Records supplied |
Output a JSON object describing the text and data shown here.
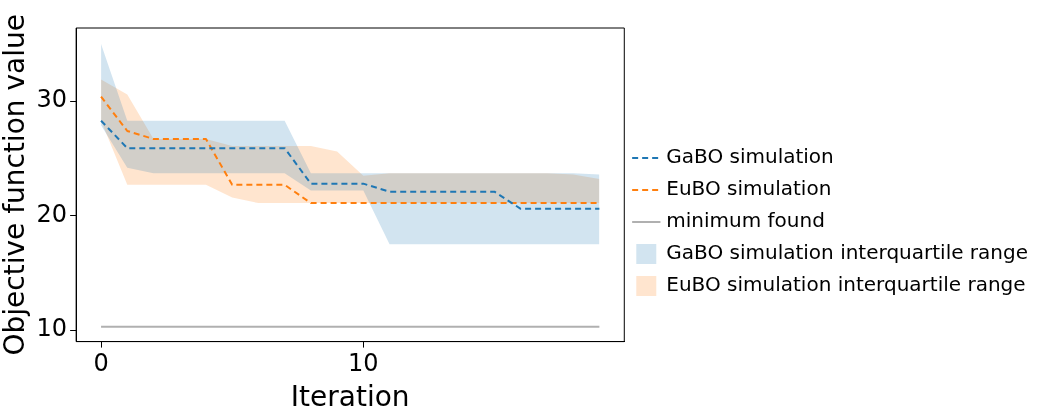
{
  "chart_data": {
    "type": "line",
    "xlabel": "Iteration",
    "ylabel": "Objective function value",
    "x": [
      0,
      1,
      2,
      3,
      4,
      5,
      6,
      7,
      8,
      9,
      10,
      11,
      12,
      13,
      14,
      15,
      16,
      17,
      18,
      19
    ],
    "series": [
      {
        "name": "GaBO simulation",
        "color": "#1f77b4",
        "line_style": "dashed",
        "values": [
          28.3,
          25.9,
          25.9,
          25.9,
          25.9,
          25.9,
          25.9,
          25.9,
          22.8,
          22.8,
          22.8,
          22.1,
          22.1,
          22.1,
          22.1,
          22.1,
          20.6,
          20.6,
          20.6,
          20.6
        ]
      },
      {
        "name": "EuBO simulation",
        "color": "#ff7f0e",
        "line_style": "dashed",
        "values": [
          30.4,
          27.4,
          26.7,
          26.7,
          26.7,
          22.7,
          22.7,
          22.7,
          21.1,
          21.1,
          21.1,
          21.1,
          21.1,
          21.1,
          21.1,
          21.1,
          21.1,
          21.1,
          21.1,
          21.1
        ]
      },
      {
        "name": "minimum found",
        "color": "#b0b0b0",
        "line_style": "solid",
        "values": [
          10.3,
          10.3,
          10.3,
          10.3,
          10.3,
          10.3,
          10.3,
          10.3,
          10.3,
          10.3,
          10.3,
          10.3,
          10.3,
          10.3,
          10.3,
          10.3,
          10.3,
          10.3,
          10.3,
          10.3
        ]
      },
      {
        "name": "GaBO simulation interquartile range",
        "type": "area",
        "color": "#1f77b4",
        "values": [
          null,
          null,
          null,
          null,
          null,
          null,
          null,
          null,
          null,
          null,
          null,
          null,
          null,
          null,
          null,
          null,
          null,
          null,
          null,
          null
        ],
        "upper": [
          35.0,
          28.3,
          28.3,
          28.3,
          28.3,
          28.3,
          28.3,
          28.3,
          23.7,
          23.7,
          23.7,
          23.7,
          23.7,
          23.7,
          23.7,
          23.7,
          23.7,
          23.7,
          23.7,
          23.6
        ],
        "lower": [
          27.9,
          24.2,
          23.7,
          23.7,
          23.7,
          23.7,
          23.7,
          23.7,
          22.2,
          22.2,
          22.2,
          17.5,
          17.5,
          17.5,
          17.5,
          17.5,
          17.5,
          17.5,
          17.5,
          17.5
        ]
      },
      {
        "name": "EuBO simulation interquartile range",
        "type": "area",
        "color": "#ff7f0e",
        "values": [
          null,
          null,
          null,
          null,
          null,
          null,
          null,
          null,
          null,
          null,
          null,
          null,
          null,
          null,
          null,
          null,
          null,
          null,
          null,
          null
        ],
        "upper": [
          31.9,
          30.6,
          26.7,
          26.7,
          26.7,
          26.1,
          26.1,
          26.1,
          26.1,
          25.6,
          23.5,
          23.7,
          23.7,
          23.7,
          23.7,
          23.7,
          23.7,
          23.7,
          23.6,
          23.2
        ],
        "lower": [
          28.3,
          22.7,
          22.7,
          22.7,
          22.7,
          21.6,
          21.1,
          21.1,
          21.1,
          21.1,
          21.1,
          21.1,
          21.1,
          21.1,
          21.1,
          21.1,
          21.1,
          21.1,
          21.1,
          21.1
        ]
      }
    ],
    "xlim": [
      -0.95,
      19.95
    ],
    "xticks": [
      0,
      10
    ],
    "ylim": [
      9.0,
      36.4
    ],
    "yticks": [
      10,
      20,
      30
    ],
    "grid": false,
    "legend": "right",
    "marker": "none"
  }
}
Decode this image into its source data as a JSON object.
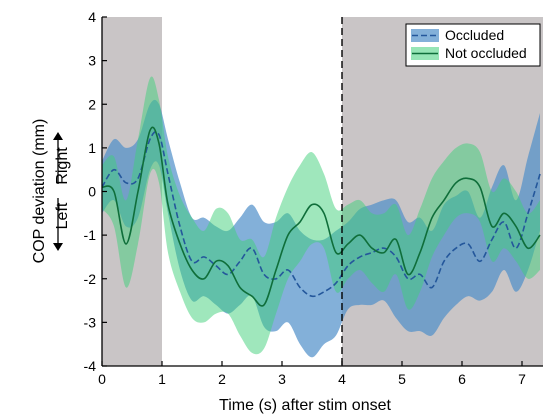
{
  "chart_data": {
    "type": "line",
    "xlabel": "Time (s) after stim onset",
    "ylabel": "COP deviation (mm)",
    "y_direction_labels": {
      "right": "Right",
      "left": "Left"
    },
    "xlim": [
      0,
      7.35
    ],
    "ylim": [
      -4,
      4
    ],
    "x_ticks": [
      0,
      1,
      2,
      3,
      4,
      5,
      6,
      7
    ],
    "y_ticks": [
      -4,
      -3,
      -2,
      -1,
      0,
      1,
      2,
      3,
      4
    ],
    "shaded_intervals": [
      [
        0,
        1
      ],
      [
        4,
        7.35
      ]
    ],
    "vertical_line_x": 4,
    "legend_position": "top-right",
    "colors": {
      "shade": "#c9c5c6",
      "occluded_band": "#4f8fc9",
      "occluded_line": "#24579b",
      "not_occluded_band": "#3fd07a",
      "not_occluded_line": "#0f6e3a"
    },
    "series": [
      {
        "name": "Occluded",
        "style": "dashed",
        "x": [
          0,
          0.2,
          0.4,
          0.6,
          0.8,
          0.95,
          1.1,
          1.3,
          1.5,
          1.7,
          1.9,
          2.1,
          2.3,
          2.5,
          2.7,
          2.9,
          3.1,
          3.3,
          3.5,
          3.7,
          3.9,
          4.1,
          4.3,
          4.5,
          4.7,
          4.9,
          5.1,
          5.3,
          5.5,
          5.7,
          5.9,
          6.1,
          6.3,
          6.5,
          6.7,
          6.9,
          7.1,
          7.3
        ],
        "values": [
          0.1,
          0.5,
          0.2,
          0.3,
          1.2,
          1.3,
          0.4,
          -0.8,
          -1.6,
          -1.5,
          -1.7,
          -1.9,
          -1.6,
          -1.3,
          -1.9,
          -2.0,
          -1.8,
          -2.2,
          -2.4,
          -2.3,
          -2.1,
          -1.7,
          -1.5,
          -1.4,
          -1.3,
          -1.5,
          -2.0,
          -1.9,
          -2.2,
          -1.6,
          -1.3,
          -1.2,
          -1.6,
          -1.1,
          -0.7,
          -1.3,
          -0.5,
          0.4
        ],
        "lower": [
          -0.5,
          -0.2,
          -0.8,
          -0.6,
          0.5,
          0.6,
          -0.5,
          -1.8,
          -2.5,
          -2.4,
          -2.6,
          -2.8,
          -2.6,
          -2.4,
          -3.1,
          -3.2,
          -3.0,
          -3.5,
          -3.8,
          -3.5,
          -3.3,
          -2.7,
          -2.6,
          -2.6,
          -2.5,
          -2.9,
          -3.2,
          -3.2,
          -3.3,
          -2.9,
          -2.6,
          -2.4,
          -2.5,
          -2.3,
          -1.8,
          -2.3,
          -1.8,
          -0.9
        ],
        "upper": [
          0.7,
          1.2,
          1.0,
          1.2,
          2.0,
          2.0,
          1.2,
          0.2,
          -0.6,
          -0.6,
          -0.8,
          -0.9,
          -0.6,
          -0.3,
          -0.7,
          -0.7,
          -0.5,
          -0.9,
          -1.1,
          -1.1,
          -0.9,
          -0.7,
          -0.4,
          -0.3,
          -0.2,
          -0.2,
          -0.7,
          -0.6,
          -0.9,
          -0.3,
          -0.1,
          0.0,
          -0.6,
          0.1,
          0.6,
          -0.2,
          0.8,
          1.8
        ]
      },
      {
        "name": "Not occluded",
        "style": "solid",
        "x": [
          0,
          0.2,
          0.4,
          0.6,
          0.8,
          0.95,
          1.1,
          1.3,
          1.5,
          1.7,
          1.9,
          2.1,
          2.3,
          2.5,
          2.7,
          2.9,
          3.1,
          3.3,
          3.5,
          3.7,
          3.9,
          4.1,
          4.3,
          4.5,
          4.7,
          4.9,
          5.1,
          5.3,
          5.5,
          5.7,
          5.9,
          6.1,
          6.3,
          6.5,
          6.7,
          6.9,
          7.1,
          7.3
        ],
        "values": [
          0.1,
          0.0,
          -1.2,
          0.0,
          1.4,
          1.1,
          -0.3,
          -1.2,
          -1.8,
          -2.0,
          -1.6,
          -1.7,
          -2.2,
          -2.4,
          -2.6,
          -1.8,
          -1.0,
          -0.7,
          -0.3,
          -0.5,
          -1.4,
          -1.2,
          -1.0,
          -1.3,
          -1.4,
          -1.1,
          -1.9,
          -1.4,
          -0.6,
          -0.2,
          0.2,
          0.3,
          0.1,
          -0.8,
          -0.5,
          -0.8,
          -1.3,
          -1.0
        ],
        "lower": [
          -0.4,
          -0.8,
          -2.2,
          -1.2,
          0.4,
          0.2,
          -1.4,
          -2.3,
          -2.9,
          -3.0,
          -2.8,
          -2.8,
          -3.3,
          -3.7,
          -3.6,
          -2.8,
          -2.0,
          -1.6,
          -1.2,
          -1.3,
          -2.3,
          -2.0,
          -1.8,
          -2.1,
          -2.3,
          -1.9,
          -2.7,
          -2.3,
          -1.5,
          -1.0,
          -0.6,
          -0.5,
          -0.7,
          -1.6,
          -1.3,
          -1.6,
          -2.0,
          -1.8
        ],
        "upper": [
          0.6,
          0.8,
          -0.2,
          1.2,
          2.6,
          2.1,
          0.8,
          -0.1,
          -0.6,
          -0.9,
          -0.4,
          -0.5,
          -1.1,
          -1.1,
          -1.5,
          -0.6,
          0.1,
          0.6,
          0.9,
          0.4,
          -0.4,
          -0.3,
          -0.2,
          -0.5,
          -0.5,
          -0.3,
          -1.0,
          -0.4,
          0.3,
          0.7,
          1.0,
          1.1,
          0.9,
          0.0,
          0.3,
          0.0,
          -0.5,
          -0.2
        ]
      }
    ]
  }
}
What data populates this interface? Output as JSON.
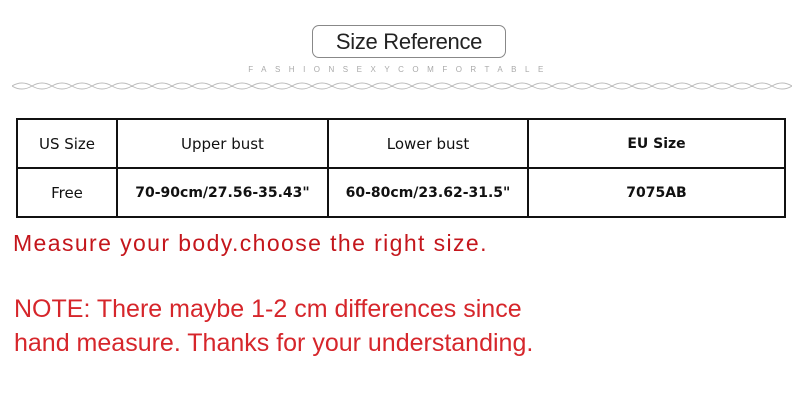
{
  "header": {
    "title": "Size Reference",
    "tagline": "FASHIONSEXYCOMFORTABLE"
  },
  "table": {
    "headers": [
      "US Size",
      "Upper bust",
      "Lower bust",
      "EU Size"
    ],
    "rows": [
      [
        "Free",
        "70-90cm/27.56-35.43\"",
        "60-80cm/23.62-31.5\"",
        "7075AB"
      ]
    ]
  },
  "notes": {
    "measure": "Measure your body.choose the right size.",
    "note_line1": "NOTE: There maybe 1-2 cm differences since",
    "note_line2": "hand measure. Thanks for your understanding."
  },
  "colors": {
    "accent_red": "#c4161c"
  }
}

Stated problem | Filter for "your". Return all lines that hold it.

Result of the exercise |
    "measure": "Measure your body.choose the right size.",
    "note_line2": "hand measure. Thanks for your understanding."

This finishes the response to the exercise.